*REQUIRED ACTION*
Pull out all lines from the listing below in which the word "RPSFS" appears.

****************

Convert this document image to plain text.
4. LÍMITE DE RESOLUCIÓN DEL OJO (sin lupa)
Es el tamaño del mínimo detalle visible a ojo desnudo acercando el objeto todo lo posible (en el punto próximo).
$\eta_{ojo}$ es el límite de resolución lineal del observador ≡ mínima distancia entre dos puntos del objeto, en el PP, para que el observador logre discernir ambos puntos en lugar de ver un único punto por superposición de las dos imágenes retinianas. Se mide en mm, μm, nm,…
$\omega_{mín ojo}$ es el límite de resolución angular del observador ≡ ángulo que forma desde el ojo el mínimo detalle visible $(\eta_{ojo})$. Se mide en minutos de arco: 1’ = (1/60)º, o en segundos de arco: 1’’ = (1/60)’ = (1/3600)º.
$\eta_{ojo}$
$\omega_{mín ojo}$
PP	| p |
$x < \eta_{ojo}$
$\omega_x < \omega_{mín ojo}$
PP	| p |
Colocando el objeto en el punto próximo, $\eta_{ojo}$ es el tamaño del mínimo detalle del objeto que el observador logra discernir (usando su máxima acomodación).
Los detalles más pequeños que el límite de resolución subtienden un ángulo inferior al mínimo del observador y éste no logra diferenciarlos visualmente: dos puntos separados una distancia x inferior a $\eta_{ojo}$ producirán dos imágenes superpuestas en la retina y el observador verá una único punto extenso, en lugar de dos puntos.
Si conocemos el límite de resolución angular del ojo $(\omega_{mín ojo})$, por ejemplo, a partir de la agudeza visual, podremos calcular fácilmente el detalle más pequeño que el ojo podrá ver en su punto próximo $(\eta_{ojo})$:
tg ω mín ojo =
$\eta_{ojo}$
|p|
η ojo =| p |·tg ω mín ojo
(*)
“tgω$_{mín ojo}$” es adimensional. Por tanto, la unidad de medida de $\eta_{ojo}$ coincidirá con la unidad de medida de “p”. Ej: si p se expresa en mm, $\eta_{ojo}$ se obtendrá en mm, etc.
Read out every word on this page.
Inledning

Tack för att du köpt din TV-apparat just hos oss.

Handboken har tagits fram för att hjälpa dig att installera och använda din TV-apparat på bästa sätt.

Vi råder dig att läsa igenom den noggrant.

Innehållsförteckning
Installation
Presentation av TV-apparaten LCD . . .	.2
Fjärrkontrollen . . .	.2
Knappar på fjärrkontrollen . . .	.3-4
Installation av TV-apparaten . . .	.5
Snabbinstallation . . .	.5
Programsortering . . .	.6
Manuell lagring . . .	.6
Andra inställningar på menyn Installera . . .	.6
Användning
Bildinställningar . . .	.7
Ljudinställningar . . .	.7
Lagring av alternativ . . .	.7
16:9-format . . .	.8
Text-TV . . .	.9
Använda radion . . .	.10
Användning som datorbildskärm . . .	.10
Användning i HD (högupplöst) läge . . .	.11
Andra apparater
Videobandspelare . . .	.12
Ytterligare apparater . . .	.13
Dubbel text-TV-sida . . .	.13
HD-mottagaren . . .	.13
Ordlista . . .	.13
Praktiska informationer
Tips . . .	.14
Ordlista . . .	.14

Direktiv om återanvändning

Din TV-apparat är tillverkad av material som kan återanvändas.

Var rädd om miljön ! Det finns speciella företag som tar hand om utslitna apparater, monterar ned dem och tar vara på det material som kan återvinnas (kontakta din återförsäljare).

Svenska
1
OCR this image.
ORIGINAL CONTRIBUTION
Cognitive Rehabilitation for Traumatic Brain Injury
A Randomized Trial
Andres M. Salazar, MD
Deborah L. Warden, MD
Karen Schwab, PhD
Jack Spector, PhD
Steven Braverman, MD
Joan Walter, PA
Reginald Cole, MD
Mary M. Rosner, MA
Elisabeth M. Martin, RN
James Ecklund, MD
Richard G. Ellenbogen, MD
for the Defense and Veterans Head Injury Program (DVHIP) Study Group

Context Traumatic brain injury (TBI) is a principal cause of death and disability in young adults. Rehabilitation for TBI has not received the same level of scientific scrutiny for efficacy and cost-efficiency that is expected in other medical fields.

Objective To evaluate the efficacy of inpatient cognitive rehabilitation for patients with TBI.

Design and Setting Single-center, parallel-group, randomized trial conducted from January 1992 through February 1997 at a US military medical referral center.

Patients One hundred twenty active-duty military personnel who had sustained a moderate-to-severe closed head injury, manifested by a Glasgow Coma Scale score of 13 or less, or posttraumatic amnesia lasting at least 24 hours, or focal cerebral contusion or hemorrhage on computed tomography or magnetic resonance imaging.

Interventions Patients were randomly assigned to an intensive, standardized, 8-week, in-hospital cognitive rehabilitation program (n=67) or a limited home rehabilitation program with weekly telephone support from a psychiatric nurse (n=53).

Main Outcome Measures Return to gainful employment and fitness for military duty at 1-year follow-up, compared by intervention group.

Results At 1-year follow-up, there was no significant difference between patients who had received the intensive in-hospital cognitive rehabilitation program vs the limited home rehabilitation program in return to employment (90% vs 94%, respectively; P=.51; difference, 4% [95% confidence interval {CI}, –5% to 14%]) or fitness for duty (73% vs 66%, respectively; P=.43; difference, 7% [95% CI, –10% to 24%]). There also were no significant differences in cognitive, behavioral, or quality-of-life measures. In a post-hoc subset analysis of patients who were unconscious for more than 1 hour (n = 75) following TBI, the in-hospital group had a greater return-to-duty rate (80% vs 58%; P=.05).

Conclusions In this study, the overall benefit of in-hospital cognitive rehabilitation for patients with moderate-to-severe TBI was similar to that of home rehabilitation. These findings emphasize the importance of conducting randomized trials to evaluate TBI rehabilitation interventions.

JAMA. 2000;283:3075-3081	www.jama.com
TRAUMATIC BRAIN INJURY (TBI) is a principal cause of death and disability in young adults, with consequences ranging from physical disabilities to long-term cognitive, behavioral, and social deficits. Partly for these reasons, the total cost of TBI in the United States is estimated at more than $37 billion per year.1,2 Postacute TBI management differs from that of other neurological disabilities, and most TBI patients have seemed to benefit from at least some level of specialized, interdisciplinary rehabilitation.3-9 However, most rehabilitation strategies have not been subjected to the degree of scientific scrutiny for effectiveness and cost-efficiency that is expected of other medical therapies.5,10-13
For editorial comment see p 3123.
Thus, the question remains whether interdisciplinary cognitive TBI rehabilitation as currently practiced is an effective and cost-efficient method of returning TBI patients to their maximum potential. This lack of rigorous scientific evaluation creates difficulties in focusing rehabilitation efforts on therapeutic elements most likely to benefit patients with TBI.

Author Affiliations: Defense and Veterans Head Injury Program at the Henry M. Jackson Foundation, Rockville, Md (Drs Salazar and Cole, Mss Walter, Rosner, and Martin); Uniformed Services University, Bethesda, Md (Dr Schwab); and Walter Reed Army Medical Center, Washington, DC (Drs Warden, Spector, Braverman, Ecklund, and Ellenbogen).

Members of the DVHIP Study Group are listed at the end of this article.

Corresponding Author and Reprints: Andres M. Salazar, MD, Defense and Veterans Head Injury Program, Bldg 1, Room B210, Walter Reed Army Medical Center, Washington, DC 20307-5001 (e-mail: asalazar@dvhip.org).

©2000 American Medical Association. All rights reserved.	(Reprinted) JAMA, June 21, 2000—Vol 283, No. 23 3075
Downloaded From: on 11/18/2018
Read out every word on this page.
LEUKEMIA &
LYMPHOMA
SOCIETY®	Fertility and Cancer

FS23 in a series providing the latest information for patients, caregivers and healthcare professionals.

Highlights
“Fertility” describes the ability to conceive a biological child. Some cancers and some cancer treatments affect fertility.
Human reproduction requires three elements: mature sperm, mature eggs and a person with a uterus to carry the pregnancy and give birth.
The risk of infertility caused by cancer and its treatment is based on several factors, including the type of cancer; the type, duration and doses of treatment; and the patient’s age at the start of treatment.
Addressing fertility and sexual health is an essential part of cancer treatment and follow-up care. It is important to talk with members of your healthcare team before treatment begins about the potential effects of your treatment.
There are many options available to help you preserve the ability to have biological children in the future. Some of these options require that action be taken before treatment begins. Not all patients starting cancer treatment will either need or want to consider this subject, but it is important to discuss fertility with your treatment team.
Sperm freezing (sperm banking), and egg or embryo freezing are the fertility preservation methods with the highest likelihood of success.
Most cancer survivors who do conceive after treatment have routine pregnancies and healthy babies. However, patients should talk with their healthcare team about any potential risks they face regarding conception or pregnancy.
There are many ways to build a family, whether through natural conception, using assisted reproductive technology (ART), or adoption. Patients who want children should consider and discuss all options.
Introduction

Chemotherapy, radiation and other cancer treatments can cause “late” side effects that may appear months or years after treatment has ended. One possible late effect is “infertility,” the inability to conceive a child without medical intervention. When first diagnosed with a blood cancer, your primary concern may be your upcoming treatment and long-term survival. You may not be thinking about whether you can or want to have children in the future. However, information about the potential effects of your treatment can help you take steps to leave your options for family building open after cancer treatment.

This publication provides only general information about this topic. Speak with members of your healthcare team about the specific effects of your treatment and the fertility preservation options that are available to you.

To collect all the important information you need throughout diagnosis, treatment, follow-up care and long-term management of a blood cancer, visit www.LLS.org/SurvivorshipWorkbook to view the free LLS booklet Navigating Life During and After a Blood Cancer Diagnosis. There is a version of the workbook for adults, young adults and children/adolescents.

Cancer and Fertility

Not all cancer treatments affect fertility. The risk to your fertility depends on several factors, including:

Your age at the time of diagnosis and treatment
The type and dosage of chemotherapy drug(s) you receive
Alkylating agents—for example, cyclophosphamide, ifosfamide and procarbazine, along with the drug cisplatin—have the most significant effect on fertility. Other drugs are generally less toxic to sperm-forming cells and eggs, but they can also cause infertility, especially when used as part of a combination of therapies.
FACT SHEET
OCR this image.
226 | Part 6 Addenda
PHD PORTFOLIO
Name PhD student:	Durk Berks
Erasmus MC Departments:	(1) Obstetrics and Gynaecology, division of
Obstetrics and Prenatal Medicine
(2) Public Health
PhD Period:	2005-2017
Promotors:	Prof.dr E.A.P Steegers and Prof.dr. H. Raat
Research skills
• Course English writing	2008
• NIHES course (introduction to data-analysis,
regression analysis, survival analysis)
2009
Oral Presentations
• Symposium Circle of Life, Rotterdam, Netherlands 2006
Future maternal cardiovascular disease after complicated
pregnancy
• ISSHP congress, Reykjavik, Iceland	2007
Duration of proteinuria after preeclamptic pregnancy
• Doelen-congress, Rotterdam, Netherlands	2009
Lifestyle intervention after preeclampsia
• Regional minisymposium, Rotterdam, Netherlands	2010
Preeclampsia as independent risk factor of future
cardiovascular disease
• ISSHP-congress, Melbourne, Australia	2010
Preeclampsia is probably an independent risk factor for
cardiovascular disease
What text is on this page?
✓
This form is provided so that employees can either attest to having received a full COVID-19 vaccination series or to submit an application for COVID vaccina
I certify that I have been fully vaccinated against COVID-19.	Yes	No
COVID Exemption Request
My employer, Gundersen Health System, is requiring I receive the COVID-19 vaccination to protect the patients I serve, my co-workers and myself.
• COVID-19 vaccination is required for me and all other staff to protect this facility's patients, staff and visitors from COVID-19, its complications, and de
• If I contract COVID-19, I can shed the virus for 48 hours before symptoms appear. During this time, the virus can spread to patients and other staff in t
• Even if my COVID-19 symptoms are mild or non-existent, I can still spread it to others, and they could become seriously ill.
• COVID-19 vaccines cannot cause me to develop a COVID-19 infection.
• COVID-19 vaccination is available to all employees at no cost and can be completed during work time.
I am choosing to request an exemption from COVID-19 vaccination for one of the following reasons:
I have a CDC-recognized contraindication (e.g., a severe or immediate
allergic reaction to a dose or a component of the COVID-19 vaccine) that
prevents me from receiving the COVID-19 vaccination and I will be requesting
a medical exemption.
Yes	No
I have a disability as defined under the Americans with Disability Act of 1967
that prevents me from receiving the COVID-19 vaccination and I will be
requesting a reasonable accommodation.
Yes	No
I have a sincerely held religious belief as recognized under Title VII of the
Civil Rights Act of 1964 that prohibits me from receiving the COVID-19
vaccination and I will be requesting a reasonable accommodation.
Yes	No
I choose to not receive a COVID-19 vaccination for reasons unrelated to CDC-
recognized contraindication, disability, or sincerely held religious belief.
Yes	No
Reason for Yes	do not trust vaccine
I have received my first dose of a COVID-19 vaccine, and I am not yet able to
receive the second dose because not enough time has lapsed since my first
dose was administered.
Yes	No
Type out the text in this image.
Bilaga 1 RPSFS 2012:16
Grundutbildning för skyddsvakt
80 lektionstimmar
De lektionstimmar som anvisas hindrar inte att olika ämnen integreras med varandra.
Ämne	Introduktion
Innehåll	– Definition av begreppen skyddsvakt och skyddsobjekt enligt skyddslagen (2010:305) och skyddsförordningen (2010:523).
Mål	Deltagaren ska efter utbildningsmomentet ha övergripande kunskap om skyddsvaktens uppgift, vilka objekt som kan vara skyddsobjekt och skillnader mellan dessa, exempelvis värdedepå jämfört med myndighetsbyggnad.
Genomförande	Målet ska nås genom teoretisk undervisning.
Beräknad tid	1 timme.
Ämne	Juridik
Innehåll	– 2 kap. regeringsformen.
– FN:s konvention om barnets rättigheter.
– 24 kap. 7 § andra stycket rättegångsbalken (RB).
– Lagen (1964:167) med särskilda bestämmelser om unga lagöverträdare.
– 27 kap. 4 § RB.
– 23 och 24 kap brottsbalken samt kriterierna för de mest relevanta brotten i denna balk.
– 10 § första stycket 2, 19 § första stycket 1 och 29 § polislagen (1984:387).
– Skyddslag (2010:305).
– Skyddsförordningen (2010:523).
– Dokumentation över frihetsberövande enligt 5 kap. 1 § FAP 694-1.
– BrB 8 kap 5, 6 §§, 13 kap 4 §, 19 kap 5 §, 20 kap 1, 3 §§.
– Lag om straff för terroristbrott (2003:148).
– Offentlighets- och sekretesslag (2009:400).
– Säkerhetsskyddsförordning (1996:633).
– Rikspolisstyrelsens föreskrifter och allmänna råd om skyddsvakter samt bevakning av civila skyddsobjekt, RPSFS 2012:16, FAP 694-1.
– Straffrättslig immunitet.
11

****************

*ANSWER*
Bilaga 1 RPSFS 2012:16
– Rikspolisstyrelsens föreskrifter och allmänna råd om skyddsvakter samt bevakning av civila skyddsobjekt, RPSFS 2012:16, FAP 694-1.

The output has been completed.